▶ [WHAT THE TASK REQUIRES]
Output all of the entries exactly as written.

--- start ---

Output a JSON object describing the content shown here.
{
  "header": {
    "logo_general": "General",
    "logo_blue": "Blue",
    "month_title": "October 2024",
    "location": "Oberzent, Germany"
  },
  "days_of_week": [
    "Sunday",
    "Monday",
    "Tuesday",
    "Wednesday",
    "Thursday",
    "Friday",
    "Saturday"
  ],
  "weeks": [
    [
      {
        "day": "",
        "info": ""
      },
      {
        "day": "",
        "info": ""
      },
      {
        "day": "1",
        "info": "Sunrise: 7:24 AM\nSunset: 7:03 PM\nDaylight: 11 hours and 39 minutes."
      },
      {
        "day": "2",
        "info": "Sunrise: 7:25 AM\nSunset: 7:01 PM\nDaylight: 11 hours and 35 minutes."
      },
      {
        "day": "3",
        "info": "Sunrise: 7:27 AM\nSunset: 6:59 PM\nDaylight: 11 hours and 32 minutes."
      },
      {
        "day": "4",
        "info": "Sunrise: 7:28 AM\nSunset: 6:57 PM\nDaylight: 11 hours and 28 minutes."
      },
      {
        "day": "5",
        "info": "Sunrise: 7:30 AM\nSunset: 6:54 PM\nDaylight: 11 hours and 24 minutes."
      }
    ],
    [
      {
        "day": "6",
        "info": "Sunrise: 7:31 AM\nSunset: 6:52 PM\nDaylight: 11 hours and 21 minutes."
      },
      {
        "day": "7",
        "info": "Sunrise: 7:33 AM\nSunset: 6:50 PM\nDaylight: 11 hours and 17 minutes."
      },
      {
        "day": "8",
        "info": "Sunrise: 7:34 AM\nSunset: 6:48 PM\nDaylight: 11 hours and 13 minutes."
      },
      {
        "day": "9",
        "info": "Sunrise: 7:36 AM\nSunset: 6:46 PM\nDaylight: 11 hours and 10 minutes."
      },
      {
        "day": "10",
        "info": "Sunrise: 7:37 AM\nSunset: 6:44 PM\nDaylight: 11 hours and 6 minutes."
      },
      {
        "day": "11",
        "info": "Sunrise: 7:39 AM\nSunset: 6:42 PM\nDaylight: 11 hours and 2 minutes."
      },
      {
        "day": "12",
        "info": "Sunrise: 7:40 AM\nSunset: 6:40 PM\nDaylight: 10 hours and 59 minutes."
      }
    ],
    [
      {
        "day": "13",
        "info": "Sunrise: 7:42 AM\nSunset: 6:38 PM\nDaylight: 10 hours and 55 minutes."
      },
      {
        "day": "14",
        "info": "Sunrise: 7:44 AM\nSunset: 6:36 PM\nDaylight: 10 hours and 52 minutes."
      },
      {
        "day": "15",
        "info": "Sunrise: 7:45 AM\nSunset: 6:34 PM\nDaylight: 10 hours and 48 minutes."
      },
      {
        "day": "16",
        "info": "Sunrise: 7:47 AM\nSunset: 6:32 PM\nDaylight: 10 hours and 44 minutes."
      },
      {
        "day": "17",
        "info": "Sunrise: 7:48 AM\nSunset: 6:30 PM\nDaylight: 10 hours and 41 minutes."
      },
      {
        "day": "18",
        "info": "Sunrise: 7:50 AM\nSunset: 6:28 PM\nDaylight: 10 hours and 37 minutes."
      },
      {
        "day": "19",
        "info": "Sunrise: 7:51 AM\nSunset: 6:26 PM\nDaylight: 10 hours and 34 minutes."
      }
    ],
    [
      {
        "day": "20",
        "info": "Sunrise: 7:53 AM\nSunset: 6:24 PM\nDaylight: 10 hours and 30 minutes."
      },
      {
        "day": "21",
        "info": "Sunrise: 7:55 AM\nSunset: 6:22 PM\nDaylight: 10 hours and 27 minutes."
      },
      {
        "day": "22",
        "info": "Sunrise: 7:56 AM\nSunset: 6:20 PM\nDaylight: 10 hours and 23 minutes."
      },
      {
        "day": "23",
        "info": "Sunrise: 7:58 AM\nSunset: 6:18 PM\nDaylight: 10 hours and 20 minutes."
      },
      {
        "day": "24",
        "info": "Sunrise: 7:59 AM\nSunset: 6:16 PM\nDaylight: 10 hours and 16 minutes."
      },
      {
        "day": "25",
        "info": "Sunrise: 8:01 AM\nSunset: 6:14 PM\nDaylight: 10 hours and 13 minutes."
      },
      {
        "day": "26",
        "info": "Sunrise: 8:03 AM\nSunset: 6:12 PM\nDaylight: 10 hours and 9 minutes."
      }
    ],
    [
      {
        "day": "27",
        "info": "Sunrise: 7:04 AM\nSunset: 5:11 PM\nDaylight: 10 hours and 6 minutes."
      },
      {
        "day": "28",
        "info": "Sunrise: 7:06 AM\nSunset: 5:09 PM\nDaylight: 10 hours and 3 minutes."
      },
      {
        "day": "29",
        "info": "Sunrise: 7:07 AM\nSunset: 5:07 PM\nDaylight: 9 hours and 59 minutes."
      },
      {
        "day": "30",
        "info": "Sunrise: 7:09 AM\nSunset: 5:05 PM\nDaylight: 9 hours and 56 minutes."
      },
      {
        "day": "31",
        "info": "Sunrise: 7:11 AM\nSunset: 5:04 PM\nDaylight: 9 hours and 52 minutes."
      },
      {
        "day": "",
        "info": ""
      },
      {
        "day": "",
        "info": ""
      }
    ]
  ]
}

--- end ---

▶ [TASK SOLUTION]
Output a JSON object describing the content shown here.
{
  "header": {
    "logo_general": "General",
    "logo_blue": "Blue",
    "month_title": "October 2024",
    "location": "Oberzent, Germany"
  },
  "days_of_week": [
    "Sunday",
    "Monday",
    "Tuesday",
    "Wednesday",
    "Thursday",
    "Friday",
    "Saturday"
  ],
  "weeks": [
    [
      {
        "day": "",
        "info": ""
      },
      {
        "day": "",
        "info": ""
      },
      {
        "day": "1",
        "info": "Sunrise: 7:24 AM\nSunset: 7:03 PM\nDaylight: 11 hours and 39 minutes."
      },
      {
        "day": "2",
        "info": "Sunrise: 7:25 AM\nSunset: 7:01 PM\nDaylight: 11 hours and 35 minutes."
      },
      {
        "day": "3",
        "info": "Sunrise: 7:27 AM\nSunset: 6:59 PM\nDaylight: 11 hours and 32 minutes."
      },
      {
        "day": "4",
        "info": "Sunrise: 7:28 AM\nSunset: 6:57 PM\nDaylight: 11 hours and 28 minutes."
      },
      {
        "day": "5",
        "info": "Sunrise: 7:30 AM\nSunset: 6:54 PM\nDaylight: 11 hours and 24 minutes."
      }
    ],
    [
      {
        "day": "6",
        "info": "Sunrise: 7:31 AM\nSunset: 6:52 PM\nDaylight: 11 hours and 21 minutes."
      },
      {
        "day": "7",
        "info": "Sunrise: 7:33 AM\nSunset: 6:50 PM\nDaylight: 11 hours and 17 minutes."
      },
      {
        "day": "8",
        "info": "Sunrise: 7:34 AM\nSunset: 6:48 PM\nDaylight: 11 hours and 13 minutes."
      },
      {
        "day": "9",
        "info": "Sunrise: 7:36 AM\nSunset: 6:46 PM\nDaylight: 11 hours and 10 minutes."
      },
      {
        "day": "10",
        "info": "Sunrise: 7:37 AM\nSunset: 6:44 PM\nDaylight: 11 hours and 6 minutes."
      },
      {
        "day": "11",
        "info": "Sunrise: 7:39 AM\nSunset: 6:42 PM\nDaylight: 11 hours and 2 minutes."
      },
      {
        "day": "12",
        "info": "Sunrise: 7:40 AM\nSunset: 6:40 PM\nDaylight: 10 hours and 59 minutes."
      }
    ],
    [
      {
        "day": "13",
        "info": "Sunrise: 7:42 AM\nSunset: 6:38 PM\nDaylight: 10 hours and 55 minutes."
      },
      {
        "day": "14",
        "info": "Sunrise: 7:44 AM\nSunset: 6:36 PM\nDaylight: 10 hours and 52 minutes."
      },
      {
        "day": "15",
        "info": "Sunrise: 7:45 AM\nSunset: 6:34 PM\nDaylight: 10 hours and 48 minutes."
      },
      {
        "day": "16",
        "info": "Sunrise: 7:47 AM\nSunset: 6:32 PM\nDaylight: 10 hours and 44 minutes."
      },
      {
        "day": "17",
        "info": "Sunrise: 7:48 AM\nSunset: 6:30 PM\nDaylight: 10 hours and 41 minutes."
      },
      {
        "day": "18",
        "info": "Sunrise: 7:50 AM\nSunset: 6:28 PM\nDaylight: 10 hours and 37 minutes."
      },
      {
        "day": "19",
        "info": "Sunrise: 7:51 AM\nSunset: 6:26 PM\nDaylight: 10 hours and 34 minutes."
      }
    ],
    [
      {
        "day": "20",
        "info": "Sunrise: 7:53 AM\nSunset: 6:24 PM\nDaylight: 10 hours and 30 minutes."
      },
      {
        "day": "21",
        "info": "Sunrise: 7:55 AM\nSunset: 6:22 PM\nDaylight: 10 hours and 27 minutes."
      },
      {
        "day": "22",
        "info": "Sunrise: 7:56 AM\nSunset: 6:20 PM\nDaylight: 10 hours and 23 minutes."
      },
      {
        "day": "23",
        "info": "Sunrise: 7:58 AM\nSunset: 6:18 PM\nDaylight: 10 hours and 20 minutes."
      },
      {
        "day": "24",
        "info": "Sunrise: 7:59 AM\nSunset: 6:16 PM\nDaylight: 10 hours and 16 minutes."
      },
      {
        "day": "25",
        "info": "Sunrise: 8:01 AM\nSunset: 6:14 PM\nDaylight: 10 hours and 13 minutes."
      },
      {
        "day": "26",
        "info": "Sunrise: 8:03 AM\nSunset: 6:12 PM\nDaylight: 10 hours and 9 minutes."
      }
    ],
    [
      {
        "day": "27",
        "info": "Sunrise: 7:04 AM\nSunset: 5:11 PM\nDaylight: 10 hours and 6 minutes."
      },
      {
        "day": "28",
        "info": "Sunrise: 7:06 AM\nSunset: 5:09 PM\nDaylight: 10 hours and 3 minutes."
      },
      {
        "day": "29",
        "info": "Sunrise: 7:07 AM\nSunset: 5:07 PM\nDaylight: 9 hours and 59 minutes."
      },
      {
        "day": "30",
        "info": "Sunrise: 7:09 AM\nSunset: 5:05 PM\nDaylight: 9 hours and 56 minutes."
      },
      {
        "day": "31",
        "info": "Sunrise: 7:11 AM\nSunset: 5:04 PM\nDaylight: 9 hours and 52 minutes."
      },
      {
        "day": "",
        "info": ""
      },
      {
        "day": "",
        "info": ""
      }
    ]
  ]
}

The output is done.